■ Written problem ■
Return the records in full, exactly as given.

Entries taken from a collection:
· · ·
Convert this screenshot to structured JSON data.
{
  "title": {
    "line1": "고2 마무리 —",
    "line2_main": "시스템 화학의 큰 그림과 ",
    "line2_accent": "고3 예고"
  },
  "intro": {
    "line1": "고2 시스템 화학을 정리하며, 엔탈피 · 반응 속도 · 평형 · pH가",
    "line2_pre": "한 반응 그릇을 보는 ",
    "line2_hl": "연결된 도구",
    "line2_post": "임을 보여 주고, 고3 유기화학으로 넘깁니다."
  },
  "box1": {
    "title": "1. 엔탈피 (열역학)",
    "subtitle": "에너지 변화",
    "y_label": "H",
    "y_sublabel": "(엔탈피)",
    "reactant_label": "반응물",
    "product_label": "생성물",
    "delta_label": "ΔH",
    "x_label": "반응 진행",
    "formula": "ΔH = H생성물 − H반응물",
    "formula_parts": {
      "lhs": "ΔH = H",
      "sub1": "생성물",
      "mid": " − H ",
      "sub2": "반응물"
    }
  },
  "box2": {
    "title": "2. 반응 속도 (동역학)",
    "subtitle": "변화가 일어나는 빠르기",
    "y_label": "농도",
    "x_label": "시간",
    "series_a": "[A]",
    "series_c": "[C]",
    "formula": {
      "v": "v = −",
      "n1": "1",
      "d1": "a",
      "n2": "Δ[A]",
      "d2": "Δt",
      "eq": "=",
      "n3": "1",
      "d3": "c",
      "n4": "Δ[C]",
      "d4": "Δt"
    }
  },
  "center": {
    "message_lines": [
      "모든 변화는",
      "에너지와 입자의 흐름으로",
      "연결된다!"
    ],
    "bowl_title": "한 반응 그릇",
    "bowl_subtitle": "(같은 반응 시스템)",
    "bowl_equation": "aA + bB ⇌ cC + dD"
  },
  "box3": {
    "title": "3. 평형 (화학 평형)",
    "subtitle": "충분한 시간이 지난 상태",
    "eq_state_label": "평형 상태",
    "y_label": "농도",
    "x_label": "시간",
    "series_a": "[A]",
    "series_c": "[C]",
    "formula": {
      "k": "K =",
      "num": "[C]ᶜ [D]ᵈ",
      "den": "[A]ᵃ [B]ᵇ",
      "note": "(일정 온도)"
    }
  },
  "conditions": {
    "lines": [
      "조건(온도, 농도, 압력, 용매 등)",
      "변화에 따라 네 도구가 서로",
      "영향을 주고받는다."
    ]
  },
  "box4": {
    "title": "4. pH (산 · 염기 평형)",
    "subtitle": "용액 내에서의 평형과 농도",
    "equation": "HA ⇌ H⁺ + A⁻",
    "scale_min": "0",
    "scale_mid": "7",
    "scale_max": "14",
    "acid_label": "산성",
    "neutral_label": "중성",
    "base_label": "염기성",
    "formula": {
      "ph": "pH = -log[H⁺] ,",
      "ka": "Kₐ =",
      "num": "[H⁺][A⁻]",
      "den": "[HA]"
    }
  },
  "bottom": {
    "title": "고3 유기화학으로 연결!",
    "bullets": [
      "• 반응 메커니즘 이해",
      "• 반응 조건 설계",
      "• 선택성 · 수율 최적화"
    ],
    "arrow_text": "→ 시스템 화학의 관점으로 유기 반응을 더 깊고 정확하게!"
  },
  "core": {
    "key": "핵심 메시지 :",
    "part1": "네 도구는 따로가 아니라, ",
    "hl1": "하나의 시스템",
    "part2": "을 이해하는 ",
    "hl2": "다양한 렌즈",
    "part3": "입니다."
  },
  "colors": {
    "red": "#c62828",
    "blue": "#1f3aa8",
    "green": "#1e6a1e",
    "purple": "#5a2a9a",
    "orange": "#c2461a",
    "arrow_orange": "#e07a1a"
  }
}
· · ·
■ Response to the task ■
Convert this screenshot to structured JSON data.
{
  "title": {
    "line1": "고2 마무리 —",
    "line2_main": "시스템 화학의 큰 그림과 ",
    "line2_accent": "고3 예고"
  },
  "intro": {
    "line1": "고2 시스템 화학을 정리하며, 엔탈피 · 반응 속도 · 평형 · pH가",
    "line2_pre": "한 반응 그릇을 보는 ",
    "line2_hl": "연결된 도구",
    "line2_post": "임을 보여 주고, 고3 유기화학으로 넘깁니다."
  },
  "box1": {
    "title": "1. 엔탈피 (열역학)",
    "subtitle": "에너지 변화",
    "y_label": "H",
    "y_sublabel": "(엔탈피)",
    "reactant_label": "반응물",
    "product_label": "생성물",
    "delta_label": "ΔH",
    "x_label": "반응 진행",
    "formula": "ΔH = H생성물 − H반응물",
    "formula_parts": {
      "lhs": "ΔH = H",
      "sub1": "생성물",
      "mid": " − H ",
      "sub2": "반응물"
    }
  },
  "box2": {
    "title": "2. 반응 속도 (동역학)",
    "subtitle": "변화가 일어나는 빠르기",
    "y_label": "농도",
    "x_label": "시간",
    "series_a": "[A]",
    "series_c": "[C]",
    "formula": {
      "v": "v = −",
      "n1": "1",
      "d1": "a",
      "n2": "Δ[A]",
      "d2": "Δt",
      "eq": "=",
      "n3": "1",
      "d3": "c",
      "n4": "Δ[C]",
      "d4": "Δt"
    }
  },
  "center": {
    "message_lines": [
      "모든 변화는",
      "에너지와 입자의 흐름으로",
      "연결된다!"
    ],
    "bowl_title": "한 반응 그릇",
    "bowl_subtitle": "(같은 반응 시스템)",
    "bowl_equation": "aA + bB ⇌ cC + dD"
  },
  "box3": {
    "title": "3. 평형 (화학 평형)",
    "subtitle": "충분한 시간이 지난 상태",
    "eq_state_label": "평형 상태",
    "y_label": "농도",
    "x_label": "시간",
    "series_a": "[A]",
    "series_c": "[C]",
    "formula": {
      "k": "K =",
      "num": "[C]ᶜ [D]ᵈ",
      "den": "[A]ᵃ [B]ᵇ",
      "note": "(일정 온도)"
    }
  },
  "conditions": {
    "lines": [
      "조건(온도, 농도, 압력, 용매 등)",
      "변화에 따라 네 도구가 서로",
      "영향을 주고받는다."
    ]
  },
  "box4": {
    "title": "4. pH (산 · 염기 평형)",
    "subtitle": "용액 내에서의 평형과 농도",
    "equation": "HA ⇌ H⁺ + A⁻",
    "scale_min": "0",
    "scale_mid": "7",
    "scale_max": "14",
    "acid_label": "산성",
    "neutral_label": "중성",
    "base_label": "염기성",
    "formula": {
      "ph": "pH = -log[H⁺] ,",
      "ka": "Kₐ =",
      "num": "[H⁺][A⁻]",
      "den": "[HA]"
    }
  },
  "bottom": {
    "title": "고3 유기화학으로 연결!",
    "bullets": [
      "• 반응 메커니즘 이해",
      "• 반응 조건 설계",
      "• 선택성 · 수율 최적화"
    ],
    "arrow_text": "→ 시스템 화학의 관점으로 유기 반응을 더 깊고 정확하게!"
  },
  "core": {
    "key": "핵심 메시지 :",
    "part1": "네 도구는 따로가 아니라, ",
    "hl1": "하나의 시스템",
    "part2": "을 이해하는 ",
    "hl2": "다양한 렌즈",
    "part3": "입니다."
  },
  "colors": {
    "red": "#c62828",
    "blue": "#1f3aa8",
    "green": "#1e6a1e",
    "purple": "#5a2a9a",
    "orange": "#c2461a",
    "arrow_orange": "#e07a1a"
  }
}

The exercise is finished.